#### Set task:
Go through the listing and copy every line word for word.

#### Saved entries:
● ● ●

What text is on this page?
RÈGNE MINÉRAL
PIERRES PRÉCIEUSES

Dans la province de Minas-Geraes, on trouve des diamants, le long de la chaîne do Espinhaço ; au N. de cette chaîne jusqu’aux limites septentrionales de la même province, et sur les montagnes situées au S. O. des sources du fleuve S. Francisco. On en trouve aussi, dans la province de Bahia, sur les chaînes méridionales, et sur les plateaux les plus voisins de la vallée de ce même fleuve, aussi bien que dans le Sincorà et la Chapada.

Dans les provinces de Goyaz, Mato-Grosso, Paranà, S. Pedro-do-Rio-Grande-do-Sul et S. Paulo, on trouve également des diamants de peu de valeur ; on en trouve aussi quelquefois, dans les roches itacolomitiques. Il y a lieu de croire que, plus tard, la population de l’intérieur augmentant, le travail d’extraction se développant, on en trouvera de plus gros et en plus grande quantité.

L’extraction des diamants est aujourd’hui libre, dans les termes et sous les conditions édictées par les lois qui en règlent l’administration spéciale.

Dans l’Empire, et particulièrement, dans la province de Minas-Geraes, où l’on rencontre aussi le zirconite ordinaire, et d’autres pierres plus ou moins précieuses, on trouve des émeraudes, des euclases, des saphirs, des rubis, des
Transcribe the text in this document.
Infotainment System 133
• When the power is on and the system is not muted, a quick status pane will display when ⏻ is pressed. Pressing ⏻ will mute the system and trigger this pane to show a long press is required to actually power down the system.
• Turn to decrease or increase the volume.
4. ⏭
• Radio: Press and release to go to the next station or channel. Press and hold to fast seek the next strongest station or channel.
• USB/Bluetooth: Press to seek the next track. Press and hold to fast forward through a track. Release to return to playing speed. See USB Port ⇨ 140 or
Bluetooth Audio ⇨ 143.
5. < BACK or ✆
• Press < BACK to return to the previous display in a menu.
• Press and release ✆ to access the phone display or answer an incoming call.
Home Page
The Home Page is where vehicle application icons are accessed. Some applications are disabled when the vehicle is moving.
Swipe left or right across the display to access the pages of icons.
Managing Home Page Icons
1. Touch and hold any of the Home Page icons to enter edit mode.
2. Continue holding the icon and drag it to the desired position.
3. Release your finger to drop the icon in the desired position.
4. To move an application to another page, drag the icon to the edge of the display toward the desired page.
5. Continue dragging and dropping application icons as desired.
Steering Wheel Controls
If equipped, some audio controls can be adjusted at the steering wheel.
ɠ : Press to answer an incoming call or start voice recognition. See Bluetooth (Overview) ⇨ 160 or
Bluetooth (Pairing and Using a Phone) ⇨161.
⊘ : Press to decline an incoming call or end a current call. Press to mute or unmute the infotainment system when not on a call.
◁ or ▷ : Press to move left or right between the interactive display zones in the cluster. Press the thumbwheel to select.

● ● ●

#### Worked answer:
What text is on this page?
RÈGNE MINÉRAL
PIERRES PRÉCIEUSES

Dans la province de Minas-Geraes, on trouve des diamants, le long de la chaîne do Espinhaço ; au N. de cette chaîne jusqu’aux limites septentrionales de la même province, et sur les montagnes situées au S. O. des sources du fleuve S. Francisco. On en trouve aussi, dans la province de Bahia, sur les chaînes méridionales, et sur les plateaux les plus voisins de la vallée de ce même fleuve, aussi bien que dans le Sincorà et la Chapada.

Dans les provinces de Goyaz, Mato-Grosso, Paranà, S. Pedro-do-Rio-Grande-do-Sul et S. Paulo, on trouve également des diamants de peu de valeur ; on en trouve aussi quelquefois, dans les roches itacolomitiques. Il y a lieu de croire que, plus tard, la population de l’intérieur augmentant, le travail d’extraction se développant, on en trouvera de plus gros et en plus grande quantité.

L’extraction des diamants est aujourd’hui libre, dans les termes et sous les conditions édictées par les lois qui en règlent l’administration spéciale.

Dans l’Empire, et particulièrement, dans la province de Minas-Geraes, où l’on rencontre aussi le zirconite ordinaire, et d’autres pierres plus ou moins précieuses, on trouve des émeraudes, des euclases, des saphirs, des rubis, des
Transcribe the text in this document.
Infotainment System 133
• When the power is on and the system is not muted, a quick status pane will display when ⏻ is pressed. Pressing ⏻ will mute the system and trigger this pane to show a long press is required to actually power down the system.
• Turn to decrease or increase the volume.
4. ⏭
• Radio: Press and release to go to the next station or channel. Press and hold to fast seek the next strongest station or channel.
• USB/Bluetooth: Press to seek the next track. Press and hold to fast forward through a track. Release to return to playing speed. See USB Port ⇨ 140 or
Bluetooth Audio ⇨ 143.
5. < BACK or ✆
• Press < BACK to return to the previous display in a menu.
• Press and release ✆ to access the phone display or answer an incoming call.
Home Page
The Home Page is where vehicle application icons are accessed. Some applications are disabled when the vehicle is moving.
Swipe left or right across the display to access the pages of icons.
Managing Home Page Icons
1. Touch and hold any of the Home Page icons to enter edit mode.
2. Continue holding the icon and drag it to the desired position.
3. Release your finger to drop the icon in the desired position.
4. To move an application to another page, drag the icon to the edge of the display toward the desired page.
5. Continue dragging and dropping application icons as desired.
Steering Wheel Controls
If equipped, some audio controls can be adjusted at the steering wheel.
ɠ : Press to answer an incoming call or start voice recognition. See Bluetooth (Overview) ⇨ 160 or
Bluetooth (Pairing and Using a Phone) ⇨161.
⊘ : Press to decline an incoming call or end a current call. Press to mute or unmute the infotainment system when not on a call.
◁ or ▷ : Press to move left or right between the interactive display zones in the cluster. Press the thumbwheel to select.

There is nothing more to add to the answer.